DATASET EXCERPTS
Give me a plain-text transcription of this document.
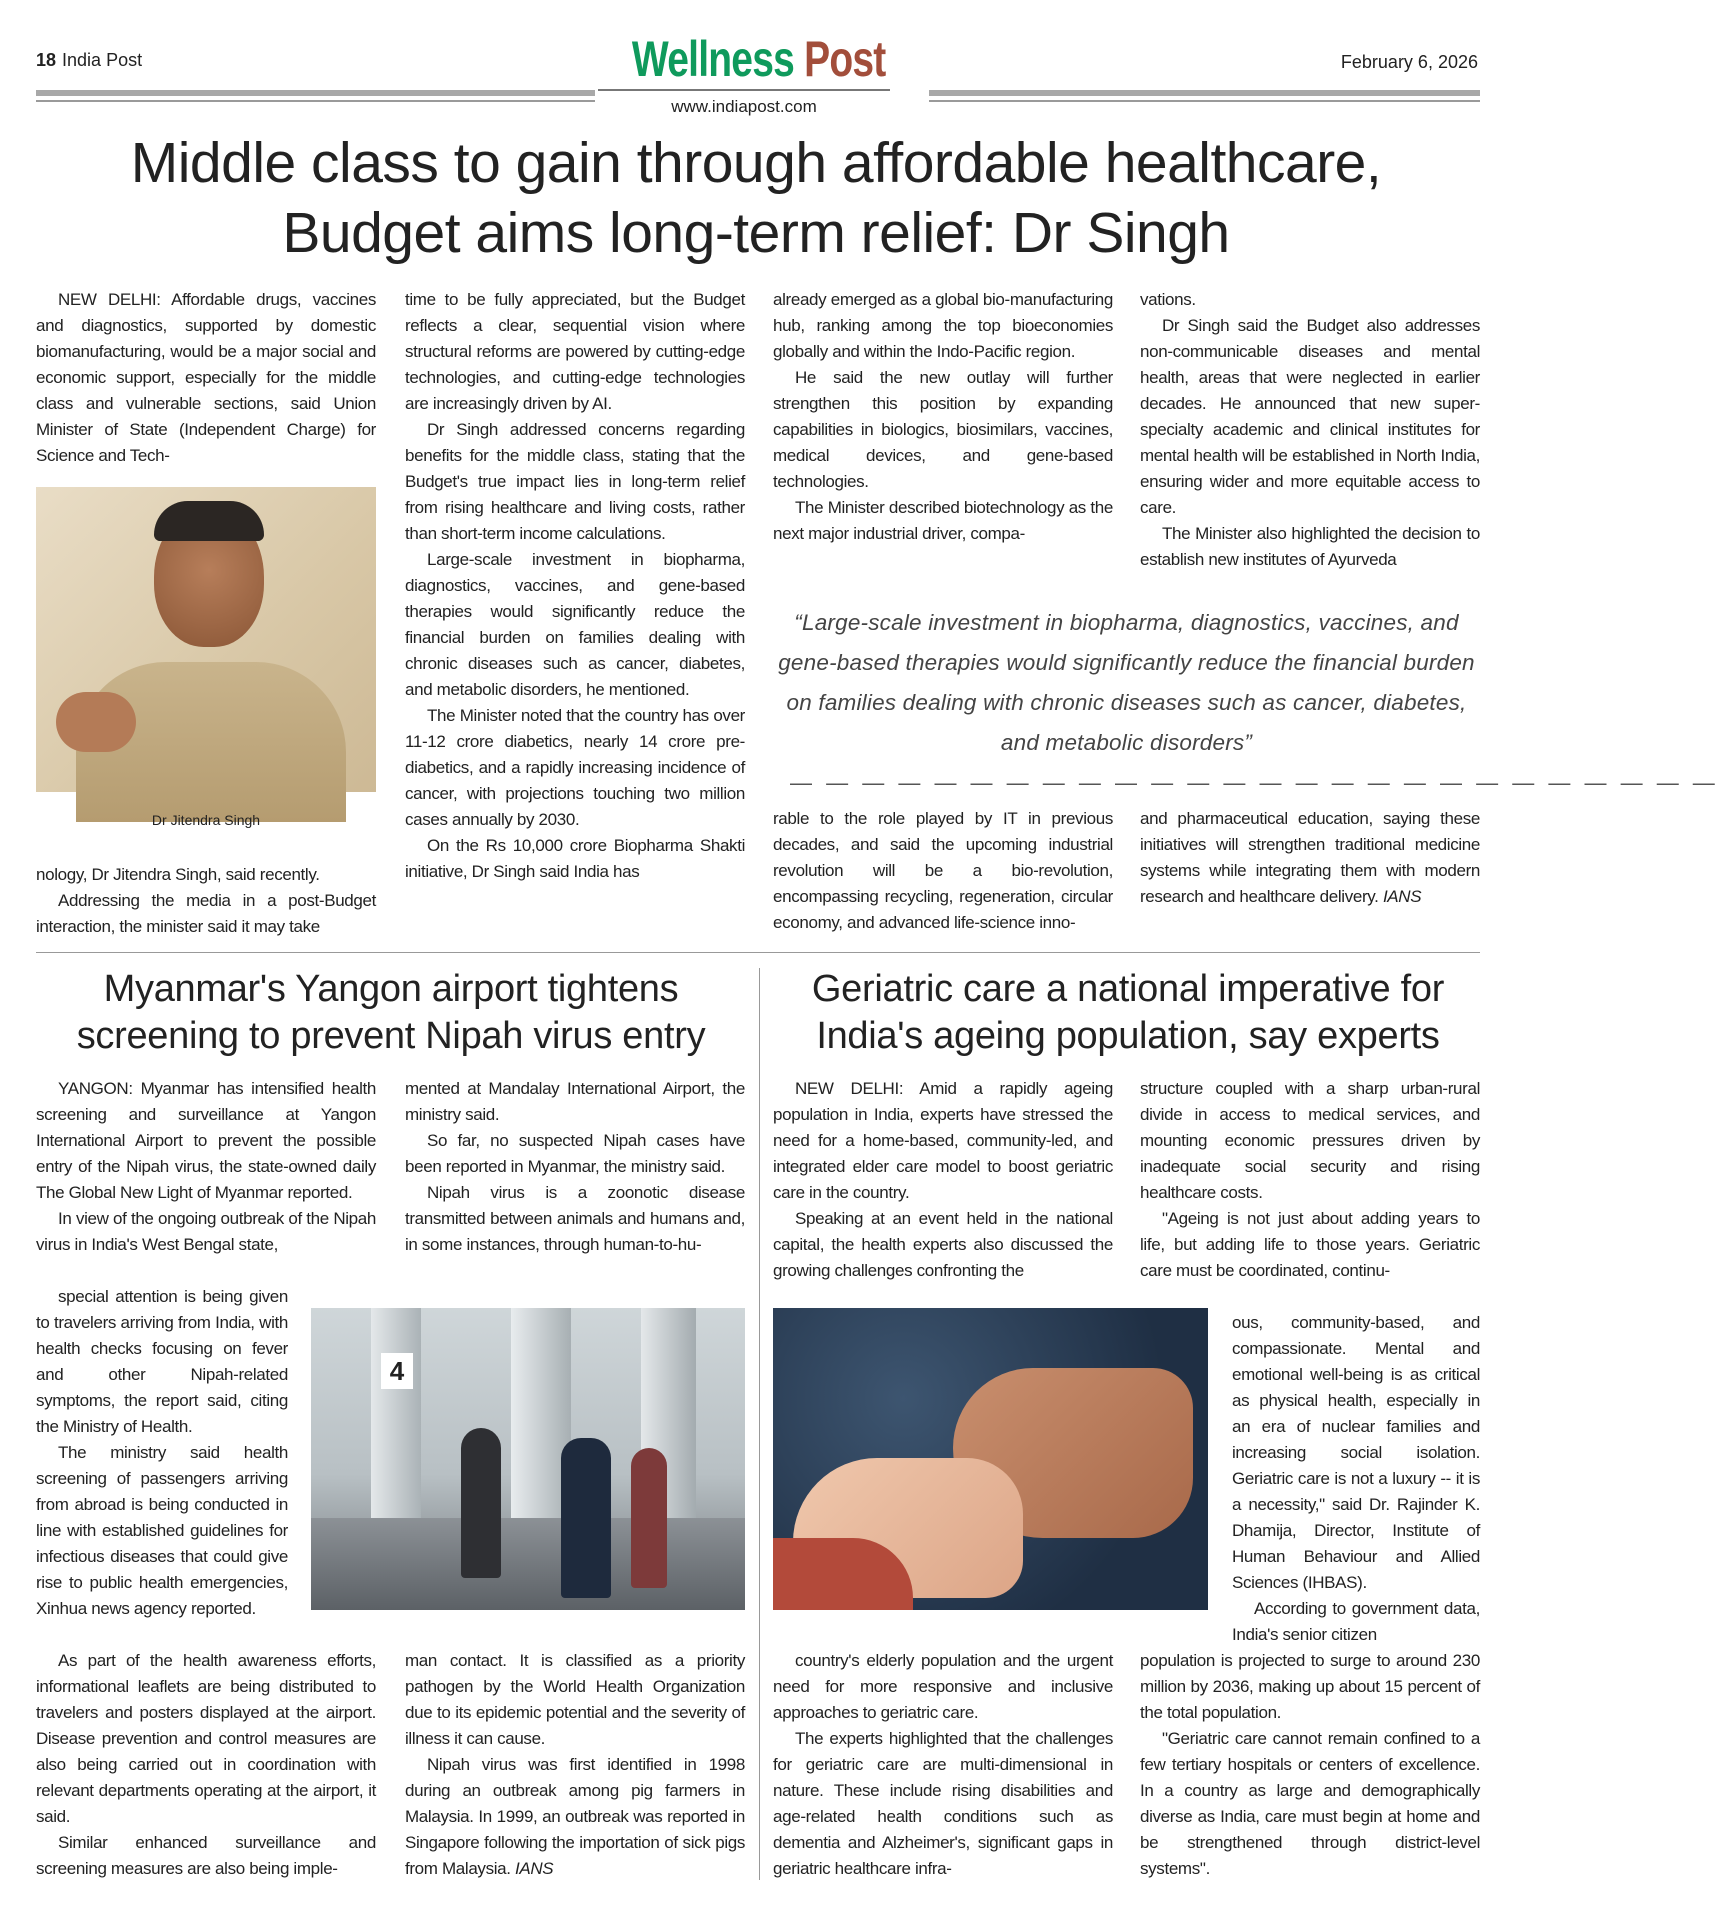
18 India Post	Wellness Post	February 6, 2026
www.indiapost.com
Middle class to gain through affordable healthcare,
Budget aims long-term relief: Dr Singh

NEW DELHI: Affordable drugs, vaccines and diagnostics, supported by domestic biomanufacturing, would be a major social and economic support, especially for the middle class and vulnerable sections, said Union Minister of State (Independent Charge) for Science and Tech-

Dr Jitendra Singh

nology, Dr Jitendra Singh, said recently.

Addressing the media in a post-Budget interaction, the minister said it may take

time to be fully appreciated, but the Budget reflects a clear, sequential vision where structural reforms are powered by cutting-edge technologies, and cutting-edge technologies are increasingly driven by AI.

Dr Singh addressed concerns regarding benefits for the middle class, stating that the Budget's true impact lies in long-term relief from rising healthcare and living costs, rather than short-term income calculations.

Large-scale investment in biopharma, diagnostics, vaccines, and gene-based therapies would significantly reduce the financial burden on families dealing with chronic diseases such as cancer, diabetes, and metabolic disorders, he mentioned.

The Minister noted that the country has over 11-12 crore diabetics, nearly 14 crore pre-diabetics, and a rapidly increasing incidence of cancer, with projections touching two million cases annually by 2030.

On the Rs 10,000 crore Biopharma Shakti initiative, Dr Singh said India has

already emerged as a global bio-manufacturing hub, ranking among the top bioeconomies globally and within the Indo-Pacific region.

He said the new outlay will further strengthen this position by expanding capabilities in biologics, biosimilars, vaccines, medical devices, and gene-based technologies.

The Minister described biotechnology as the next major industrial driver, compa-

vations.

Dr Singh said the Budget also addresses non-communicable diseases and mental health, areas that were neglected in earlier decades. He announced that new super-specialty academic and clinical institutes for mental health will be established in North India, ensuring wider and more equitable access to care.

The Minister also highlighted the decision to establish new institutes of Ayurveda

“Large-scale investment in biopharma, diagnostics, vaccines, and gene-based therapies would significantly reduce the financial burden on families dealing with chronic diseases such as cancer, diabetes, and metabolic disorders”
— — — — — — — — — — — — — — — — — — — — — — — — — —

rable to the role played by IT in previous decades, and said the upcoming industrial revolution will be a bio-revolution, encompassing recycling, regeneration, circular economy, and advanced life-science inno-

and pharmaceutical education, saying these initiatives will strengthen traditional medicine systems while integrating them with modern research and healthcare delivery. IANS

Myanmar's Yangon airport tightens screening to prevent Nipah virus entry

YANGON: Myanmar has intensified health screening and surveillance at Yangon International Airport to prevent the possible entry of the Nipah virus, the state-owned daily The Global New Light of Myanmar reported.

In view of the ongoing outbreak of the Nipah virus in India's West Bengal state,

special attention is being given to travelers arriving from India, with health checks focusing on fever and other Nipah-related symptoms, the report said, citing the Ministry of Health.

The ministry said health screening of passengers arriving from abroad is being conducted in line with established guidelines for infectious diseases that could give rise to public health emergencies, Xinhua news agency reported.

As part of the health awareness efforts, informational leaflets are being distributed to travelers and posters displayed at the airport. Disease prevention and control measures are also being carried out in coordination with relevant departments operating at the airport, it said.

Similar enhanced surveillance and screening measures are also being imple-

mented at Mandalay International Airport, the ministry said.

So far, no suspected Nipah cases have been reported in Myanmar, the ministry said.

Nipah virus is a zoonotic disease transmitted between animals and humans and, in some instances, through human-to-hu-

4

man contact. It is classified as a priority pathogen by the World Health Organization due to its epidemic potential and the severity of illness it can cause.

Nipah virus was first identified in 1998 during an outbreak among pig farmers in Malaysia. In 1999, an outbreak was reported in Singapore following the importation of sick pigs from Malaysia. IANS

Geriatric care a national imperative for India's ageing population, say experts

NEW DELHI: Amid a rapidly ageing population in India, experts have stressed the need for a home-based, community-led, and integrated elder care model to boost geriatric care in the country.

Speaking at an event held in the national capital, the health experts also discussed the growing challenges confronting the

country's elderly population and the urgent need for more responsive and inclusive approaches to geriatric care.

The experts highlighted that the challenges for geriatric care are multi-dimensional in nature. These include rising disabilities and age-related health conditions such as dementia and Alzheimer's, significant gaps in geriatric healthcare infra-

structure coupled with a sharp urban-rural divide in access to medical services, and mounting economic pressures driven by inadequate social security and rising healthcare costs.

"Ageing is not just about adding years to life, but adding life to those years. Geriatric care must be coordinated, continu-

ous, community-based, and compassionate. Mental and emotional well-being is as critical as physical health, especially in an era of nuclear families and increasing social isolation. Geriatric care is not a luxury -- it is a necessity," said Dr. Rajinder K. Dhamija, Director, Institute of Human Behaviour and Allied Sciences (IHBAS).

According to government data, India's senior citizen

population is projected to surge to around 230 million by 2036, making up about 15 percent of the total population.

"Geriatric care cannot remain confined to a few tertiary hospitals or centers of excellence. In a country as large and demographically diverse as India, care must begin at home and be strengthened through district-level systems".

WHAT THIS TASK INVOLVES
Transcribe the data word for word, with no images.

OUTPUT FOR THIS TASK
Give me a plain-text transcription of this document.
18 India Post	Wellness Post	February 6, 2026
www.indiapost.com
Middle class to gain through affordable healthcare,
Budget aims long-term relief: Dr Singh

NEW DELHI: Affordable drugs, vaccines and diagnostics, supported by domestic biomanufacturing, would be a major social and economic support, especially for the middle class and vulnerable sections, said Union Minister of State (Independent Charge) for Science and Tech-

Dr Jitendra Singh

nology, Dr Jitendra Singh, said recently.

Addressing the media in a post-Budget interaction, the minister said it may take

time to be fully appreciated, but the Budget reflects a clear, sequential vision where structural reforms are powered by cutting-edge technologies, and cutting-edge technologies are increasingly driven by AI.

Dr Singh addressed concerns regarding benefits for the middle class, stating that the Budget's true impact lies in long-term relief from rising healthcare and living costs, rather than short-term income calculations.

Large-scale investment in biopharma, diagnostics, vaccines, and gene-based therapies would significantly reduce the financial burden on families dealing with chronic diseases such as cancer, diabetes, and metabolic disorders, he mentioned.

The Minister noted that the country has over 11-12 crore diabetics, nearly 14 crore pre-diabetics, and a rapidly increasing incidence of cancer, with projections touching two million cases annually by 2030.

On the Rs 10,000 crore Biopharma Shakti initiative, Dr Singh said India has

already emerged as a global bio-manufacturing hub, ranking among the top bioeconomies globally and within the Indo-Pacific region.

He said the new outlay will further strengthen this position by expanding capabilities in biologics, biosimilars, vaccines, medical devices, and gene-based technologies.

The Minister described biotechnology as the next major industrial driver, compa-

vations.

Dr Singh said the Budget also addresses non-communicable diseases and mental health, areas that were neglected in earlier decades. He announced that new super-specialty academic and clinical institutes for mental health will be established in North India, ensuring wider and more equitable access to care.

The Minister also highlighted the decision to establish new institutes of Ayurveda

“Large-scale investment in biopharma, diagnostics, vaccines, and gene-based therapies would significantly reduce the financial burden on families dealing with chronic diseases such as cancer, diabetes, and metabolic disorders”
— — — — — — — — — — — — — — — — — — — — — — — — — —

rable to the role played by IT in previous decades, and said the upcoming industrial revolution will be a bio-revolution, encompassing recycling, regeneration, circular economy, and advanced life-science inno-

and pharmaceutical education, saying these initiatives will strengthen traditional medicine systems while integrating them with modern research and healthcare delivery. IANS

Myanmar's Yangon airport tightens screening to prevent Nipah virus entry

YANGON: Myanmar has intensified health screening and surveillance at Yangon International Airport to prevent the possible entry of the Nipah virus, the state-owned daily The Global New Light of Myanmar reported.

In view of the ongoing outbreak of the Nipah virus in India's West Bengal state,

special attention is being given to travelers arriving from India, with health checks focusing on fever and other Nipah-related symptoms, the report said, citing the Ministry of Health.

The ministry said health screening of passengers arriving from abroad is being conducted in line with established guidelines for infectious diseases that could give rise to public health emergencies, Xinhua news agency reported.

As part of the health awareness efforts, informational leaflets are being distributed to travelers and posters displayed at the airport. Disease prevention and control measures are also being carried out in coordination with relevant departments operating at the airport, it said.

Similar enhanced surveillance and screening measures are also being imple-

mented at Mandalay International Airport, the ministry said.

So far, no suspected Nipah cases have been reported in Myanmar, the ministry said.

Nipah virus is a zoonotic disease transmitted between animals and humans and, in some instances, through human-to-hu-

4

man contact. It is classified as a priority pathogen by the World Health Organization due to its epidemic potential and the severity of illness it can cause.

Nipah virus was first identified in 1998 during an outbreak among pig farmers in Malaysia. In 1999, an outbreak was reported in Singapore following the importation of sick pigs from Malaysia. IANS

Geriatric care a national imperative for India's ageing population, say experts

NEW DELHI: Amid a rapidly ageing population in India, experts have stressed the need for a home-based, community-led, and integrated elder care model to boost geriatric care in the country.

Speaking at an event held in the national capital, the health experts also discussed the growing challenges confronting the

country's elderly population and the urgent need for more responsive and inclusive approaches to geriatric care.

The experts highlighted that the challenges for geriatric care are multi-dimensional in nature. These include rising disabilities and age-related health conditions such as dementia and Alzheimer's, significant gaps in geriatric healthcare infra-

structure coupled with a sharp urban-rural divide in access to medical services, and mounting economic pressures driven by inadequate social security and rising healthcare costs.

"Ageing is not just about adding years to life, but adding life to those years. Geriatric care must be coordinated, continu-

ous, community-based, and compassionate. Mental and emotional well-being is as critical as physical health, especially in an era of nuclear families and increasing social isolation. Geriatric care is not a luxury -- it is a necessity," said Dr. Rajinder K. Dhamija, Director, Institute of Human Behaviour and Allied Sciences (IHBAS).

According to government data, India's senior citizen

population is projected to surge to around 230 million by 2036, making up about 15 percent of the total population.

"Geriatric care cannot remain confined to a few tertiary hospitals or centers of excellence. In a country as large and demographically diverse as India, care must begin at home and be strengthened through district-level systems".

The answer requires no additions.